#### DO THIS:
Where a line below holds the string "source", copy that line.
-- start of MATERIAL SUPPLIED --
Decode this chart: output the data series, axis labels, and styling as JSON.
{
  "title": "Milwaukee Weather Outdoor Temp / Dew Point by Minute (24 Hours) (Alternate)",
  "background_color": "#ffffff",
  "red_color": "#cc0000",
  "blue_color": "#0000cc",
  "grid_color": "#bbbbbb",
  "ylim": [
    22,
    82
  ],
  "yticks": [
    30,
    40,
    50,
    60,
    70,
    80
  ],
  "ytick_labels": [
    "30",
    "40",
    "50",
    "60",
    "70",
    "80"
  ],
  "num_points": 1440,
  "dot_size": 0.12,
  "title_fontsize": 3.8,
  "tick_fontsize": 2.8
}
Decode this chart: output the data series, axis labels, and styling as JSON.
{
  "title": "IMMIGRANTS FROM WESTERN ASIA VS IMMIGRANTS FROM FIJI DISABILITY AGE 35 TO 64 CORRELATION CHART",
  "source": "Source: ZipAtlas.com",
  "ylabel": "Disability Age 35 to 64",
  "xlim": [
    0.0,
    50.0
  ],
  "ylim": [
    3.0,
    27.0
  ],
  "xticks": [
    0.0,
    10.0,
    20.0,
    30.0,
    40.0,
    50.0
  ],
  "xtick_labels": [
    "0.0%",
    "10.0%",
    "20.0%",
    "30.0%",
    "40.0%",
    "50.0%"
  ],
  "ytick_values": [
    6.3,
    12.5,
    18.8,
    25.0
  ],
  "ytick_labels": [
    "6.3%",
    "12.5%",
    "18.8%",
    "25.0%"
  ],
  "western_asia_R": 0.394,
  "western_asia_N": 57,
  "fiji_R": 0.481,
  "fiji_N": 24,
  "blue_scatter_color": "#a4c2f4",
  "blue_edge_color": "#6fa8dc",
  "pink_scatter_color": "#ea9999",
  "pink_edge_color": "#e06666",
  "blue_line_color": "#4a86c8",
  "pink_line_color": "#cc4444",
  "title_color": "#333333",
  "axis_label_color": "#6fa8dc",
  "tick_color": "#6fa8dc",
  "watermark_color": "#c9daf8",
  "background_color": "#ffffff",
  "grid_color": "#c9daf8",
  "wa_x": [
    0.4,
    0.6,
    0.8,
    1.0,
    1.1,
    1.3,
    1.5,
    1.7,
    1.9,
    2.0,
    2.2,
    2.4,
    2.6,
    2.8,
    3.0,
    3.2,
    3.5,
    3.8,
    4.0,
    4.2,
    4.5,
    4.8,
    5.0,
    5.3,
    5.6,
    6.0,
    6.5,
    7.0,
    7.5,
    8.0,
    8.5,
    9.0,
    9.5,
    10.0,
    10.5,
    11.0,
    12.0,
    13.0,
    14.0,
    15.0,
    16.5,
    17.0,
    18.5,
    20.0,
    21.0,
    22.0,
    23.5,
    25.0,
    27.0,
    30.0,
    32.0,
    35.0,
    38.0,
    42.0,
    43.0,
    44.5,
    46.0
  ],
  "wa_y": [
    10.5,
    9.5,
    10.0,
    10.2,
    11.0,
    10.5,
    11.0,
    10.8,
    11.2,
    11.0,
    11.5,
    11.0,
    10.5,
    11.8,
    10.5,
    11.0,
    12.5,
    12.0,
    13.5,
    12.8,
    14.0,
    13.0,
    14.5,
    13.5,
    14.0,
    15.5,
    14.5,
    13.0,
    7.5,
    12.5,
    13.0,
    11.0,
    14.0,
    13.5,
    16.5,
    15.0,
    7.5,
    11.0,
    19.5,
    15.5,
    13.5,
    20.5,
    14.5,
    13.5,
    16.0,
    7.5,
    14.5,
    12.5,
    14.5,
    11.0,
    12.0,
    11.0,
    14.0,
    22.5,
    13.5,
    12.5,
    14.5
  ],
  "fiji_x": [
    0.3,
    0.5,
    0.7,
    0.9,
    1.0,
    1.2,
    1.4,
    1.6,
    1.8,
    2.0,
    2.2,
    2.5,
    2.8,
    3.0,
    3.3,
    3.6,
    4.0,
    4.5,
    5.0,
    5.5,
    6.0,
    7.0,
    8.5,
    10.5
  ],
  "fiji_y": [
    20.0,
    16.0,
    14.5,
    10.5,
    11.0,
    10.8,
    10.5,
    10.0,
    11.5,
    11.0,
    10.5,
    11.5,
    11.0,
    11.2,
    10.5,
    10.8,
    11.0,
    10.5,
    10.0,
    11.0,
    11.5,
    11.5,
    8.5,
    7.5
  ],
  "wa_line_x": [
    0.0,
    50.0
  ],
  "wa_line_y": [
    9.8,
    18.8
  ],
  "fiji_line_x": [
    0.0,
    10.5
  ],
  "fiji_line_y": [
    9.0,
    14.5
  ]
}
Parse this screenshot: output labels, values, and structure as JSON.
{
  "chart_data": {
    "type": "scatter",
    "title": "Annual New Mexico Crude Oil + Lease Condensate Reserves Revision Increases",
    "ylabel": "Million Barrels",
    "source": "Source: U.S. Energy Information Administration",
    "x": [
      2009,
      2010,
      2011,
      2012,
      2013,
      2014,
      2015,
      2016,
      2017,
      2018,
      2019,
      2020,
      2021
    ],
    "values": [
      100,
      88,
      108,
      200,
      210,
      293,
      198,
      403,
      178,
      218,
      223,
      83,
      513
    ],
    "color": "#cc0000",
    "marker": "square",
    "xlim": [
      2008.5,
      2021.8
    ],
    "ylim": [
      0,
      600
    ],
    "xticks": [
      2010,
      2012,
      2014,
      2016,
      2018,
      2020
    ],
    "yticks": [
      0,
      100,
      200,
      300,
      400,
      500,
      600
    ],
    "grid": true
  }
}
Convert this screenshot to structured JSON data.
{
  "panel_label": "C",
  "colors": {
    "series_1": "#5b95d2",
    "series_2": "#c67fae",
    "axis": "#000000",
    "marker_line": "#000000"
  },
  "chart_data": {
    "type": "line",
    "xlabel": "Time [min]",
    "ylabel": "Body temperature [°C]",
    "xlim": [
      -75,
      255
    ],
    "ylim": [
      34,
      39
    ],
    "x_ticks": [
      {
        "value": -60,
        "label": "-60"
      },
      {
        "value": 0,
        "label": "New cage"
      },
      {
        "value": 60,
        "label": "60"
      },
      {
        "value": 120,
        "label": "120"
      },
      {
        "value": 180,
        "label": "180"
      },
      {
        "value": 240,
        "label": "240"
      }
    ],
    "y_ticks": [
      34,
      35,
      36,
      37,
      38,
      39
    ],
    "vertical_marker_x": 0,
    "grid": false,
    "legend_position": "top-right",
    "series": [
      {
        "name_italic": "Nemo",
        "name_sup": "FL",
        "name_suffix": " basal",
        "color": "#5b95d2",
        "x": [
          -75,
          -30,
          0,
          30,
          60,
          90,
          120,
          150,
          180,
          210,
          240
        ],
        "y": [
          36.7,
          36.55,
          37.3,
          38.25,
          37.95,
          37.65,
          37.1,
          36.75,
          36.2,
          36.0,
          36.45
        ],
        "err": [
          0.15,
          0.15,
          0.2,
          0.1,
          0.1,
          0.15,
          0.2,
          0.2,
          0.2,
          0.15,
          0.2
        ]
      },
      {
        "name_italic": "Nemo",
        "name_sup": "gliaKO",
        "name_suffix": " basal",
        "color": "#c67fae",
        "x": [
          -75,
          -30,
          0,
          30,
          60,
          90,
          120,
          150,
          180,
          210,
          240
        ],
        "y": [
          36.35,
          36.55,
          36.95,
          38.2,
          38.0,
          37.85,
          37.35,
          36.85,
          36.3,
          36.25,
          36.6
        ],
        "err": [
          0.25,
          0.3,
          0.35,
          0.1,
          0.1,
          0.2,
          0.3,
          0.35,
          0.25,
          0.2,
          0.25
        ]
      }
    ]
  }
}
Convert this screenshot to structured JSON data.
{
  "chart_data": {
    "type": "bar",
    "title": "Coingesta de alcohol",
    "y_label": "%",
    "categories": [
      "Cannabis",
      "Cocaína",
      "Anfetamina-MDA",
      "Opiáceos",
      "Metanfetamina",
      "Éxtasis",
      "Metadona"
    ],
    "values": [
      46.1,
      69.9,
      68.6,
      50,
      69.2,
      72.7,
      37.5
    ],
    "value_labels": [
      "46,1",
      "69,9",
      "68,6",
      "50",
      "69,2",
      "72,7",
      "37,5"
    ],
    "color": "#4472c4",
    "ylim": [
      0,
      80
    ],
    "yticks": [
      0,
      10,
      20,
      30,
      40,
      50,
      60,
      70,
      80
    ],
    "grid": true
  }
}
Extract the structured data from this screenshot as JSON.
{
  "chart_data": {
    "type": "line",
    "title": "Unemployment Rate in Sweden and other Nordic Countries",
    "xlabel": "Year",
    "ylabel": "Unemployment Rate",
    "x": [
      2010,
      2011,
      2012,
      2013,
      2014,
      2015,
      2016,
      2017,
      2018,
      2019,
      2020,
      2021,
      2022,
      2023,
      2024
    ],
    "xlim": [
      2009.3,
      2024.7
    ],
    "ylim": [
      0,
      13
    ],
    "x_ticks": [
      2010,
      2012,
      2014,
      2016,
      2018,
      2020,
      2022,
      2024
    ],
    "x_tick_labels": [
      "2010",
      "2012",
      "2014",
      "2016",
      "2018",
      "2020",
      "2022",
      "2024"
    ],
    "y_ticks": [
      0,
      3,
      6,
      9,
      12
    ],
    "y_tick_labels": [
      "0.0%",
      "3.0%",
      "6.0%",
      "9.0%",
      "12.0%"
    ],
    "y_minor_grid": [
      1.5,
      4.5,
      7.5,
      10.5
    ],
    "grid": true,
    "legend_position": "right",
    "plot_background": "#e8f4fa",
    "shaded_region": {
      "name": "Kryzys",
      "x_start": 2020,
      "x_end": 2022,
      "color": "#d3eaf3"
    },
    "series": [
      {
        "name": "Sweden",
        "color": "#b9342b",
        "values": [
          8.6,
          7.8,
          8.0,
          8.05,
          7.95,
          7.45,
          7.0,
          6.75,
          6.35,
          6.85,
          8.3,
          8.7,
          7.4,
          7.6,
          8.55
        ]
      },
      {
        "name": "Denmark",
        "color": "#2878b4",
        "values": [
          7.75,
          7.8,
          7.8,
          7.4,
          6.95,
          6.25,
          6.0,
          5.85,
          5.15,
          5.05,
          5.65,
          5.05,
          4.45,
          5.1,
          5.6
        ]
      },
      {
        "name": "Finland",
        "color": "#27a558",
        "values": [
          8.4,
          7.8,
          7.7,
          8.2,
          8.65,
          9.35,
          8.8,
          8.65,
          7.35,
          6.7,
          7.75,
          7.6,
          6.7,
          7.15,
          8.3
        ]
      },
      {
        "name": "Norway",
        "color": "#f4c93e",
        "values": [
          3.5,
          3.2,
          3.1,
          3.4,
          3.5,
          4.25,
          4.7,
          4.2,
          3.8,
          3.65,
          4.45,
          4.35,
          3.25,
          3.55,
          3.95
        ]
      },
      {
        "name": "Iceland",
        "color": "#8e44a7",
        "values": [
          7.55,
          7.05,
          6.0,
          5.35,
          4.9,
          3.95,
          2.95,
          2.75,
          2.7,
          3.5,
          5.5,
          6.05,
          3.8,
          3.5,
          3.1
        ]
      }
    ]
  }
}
-- end of MATERIAL SUPPLIED --
#### ANSWER TO THIS EXERCISE:
  "source": "Source: ZipAtlas.com",
    "source": "Source: U.S. Energy Information Administration",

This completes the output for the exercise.